Request
Your task is to repeat all of the data exactly while excluding the pictures.

Information provided
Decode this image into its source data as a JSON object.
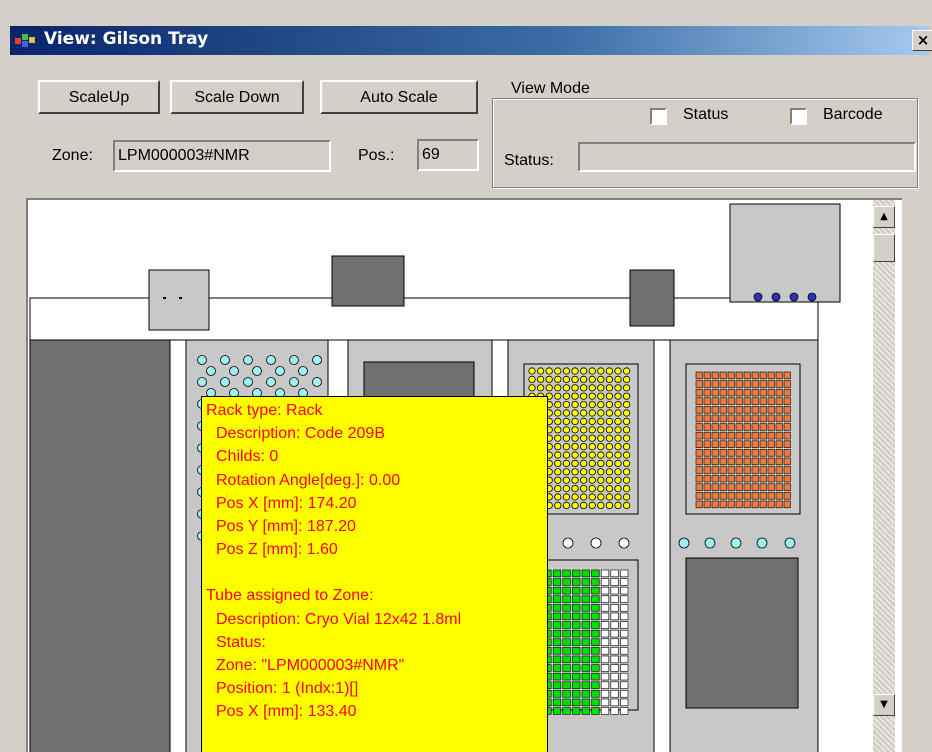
{
  "window": {
    "title": "View: Gilson Tray",
    "close_glyph": "×",
    "title_icon": "app-window-icon",
    "titlebar_colors": [
      "#0a246a",
      "#a6caf0"
    ]
  },
  "toolbar": {
    "scale_up_label": "ScaleUp",
    "scale_down_label": "Scale Down",
    "auto_scale_label": "Auto Scale"
  },
  "zone": {
    "label": "Zone:",
    "value": "LPM000003#NMR"
  },
  "pos": {
    "label": "Pos.:",
    "value": "69"
  },
  "view_mode": {
    "legend": "View Mode",
    "status_checkbox_label": "Status",
    "status_checked": false,
    "barcode_checkbox_label": "Barcode",
    "barcode_checked": false,
    "status_label": "Status:",
    "status_value": ""
  },
  "tooltip": {
    "rack_header": "Rack type: Rack",
    "rack_lines": [
      "Description:  Code 209B",
      "Childs:  0",
      "Rotation Angle[deg.]:  0.00",
      "Pos X [mm]: 174.20",
      "Pos Y [mm]: 187.20",
      "Pos Z [mm]: 1.60"
    ],
    "tube_header": "Tube assigned to Zone:",
    "tube_lines": [
      "Description: Cryo Vial  12x42  1.8ml",
      "Status:",
      "Zone: \"LPM000003#NMR\"",
      "Position: 1 (Indx:1)[]",
      "Pos X [mm]: 133.40"
    ]
  },
  "colors": {
    "window_bg": "#d4d0c8",
    "tooltip_bg": "#ffff00",
    "tooltip_text": "#ff0000",
    "rack_dark": "#707070",
    "rack_light": "#c8c8c8",
    "well_cyan": "#9ff0f0",
    "well_yellow": "#ffff00",
    "well_orange": "#f07a3c",
    "well_green": "#00e000",
    "well_blue": "#3030c0"
  },
  "scrollbar": {
    "up_glyph": "▲",
    "down_glyph": "▼"
  }
}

Answer for this exercise
Decode this image into its source data as a JSON object.
{
  "window": {
    "title": "View: Gilson Tray",
    "close_glyph": "×",
    "title_icon": "app-window-icon",
    "titlebar_colors": [
      "#0a246a",
      "#a6caf0"
    ]
  },
  "toolbar": {
    "scale_up_label": "ScaleUp",
    "scale_down_label": "Scale Down",
    "auto_scale_label": "Auto Scale"
  },
  "zone": {
    "label": "Zone:",
    "value": "LPM000003#NMR"
  },
  "pos": {
    "label": "Pos.:",
    "value": "69"
  },
  "view_mode": {
    "legend": "View Mode",
    "status_checkbox_label": "Status",
    "status_checked": false,
    "barcode_checkbox_label": "Barcode",
    "barcode_checked": false,
    "status_label": "Status:",
    "status_value": ""
  },
  "tooltip": {
    "rack_header": "Rack type: Rack",
    "rack_lines": [
      "Description:  Code 209B",
      "Childs:  0",
      "Rotation Angle[deg.]:  0.00",
      "Pos X [mm]: 174.20",
      "Pos Y [mm]: 187.20",
      "Pos Z [mm]: 1.60"
    ],
    "tube_header": "Tube assigned to Zone:",
    "tube_lines": [
      "Description: Cryo Vial  12x42  1.8ml",
      "Status:",
      "Zone: \"LPM000003#NMR\"",
      "Position: 1 (Indx:1)[]",
      "Pos X [mm]: 133.40"
    ]
  },
  "colors": {
    "window_bg": "#d4d0c8",
    "tooltip_bg": "#ffff00",
    "tooltip_text": "#ff0000",
    "rack_dark": "#707070",
    "rack_light": "#c8c8c8",
    "well_cyan": "#9ff0f0",
    "well_yellow": "#ffff00",
    "well_orange": "#f07a3c",
    "well_green": "#00e000",
    "well_blue": "#3030c0"
  },
  "scrollbar": {
    "up_glyph": "▲",
    "down_glyph": "▼"
  }
}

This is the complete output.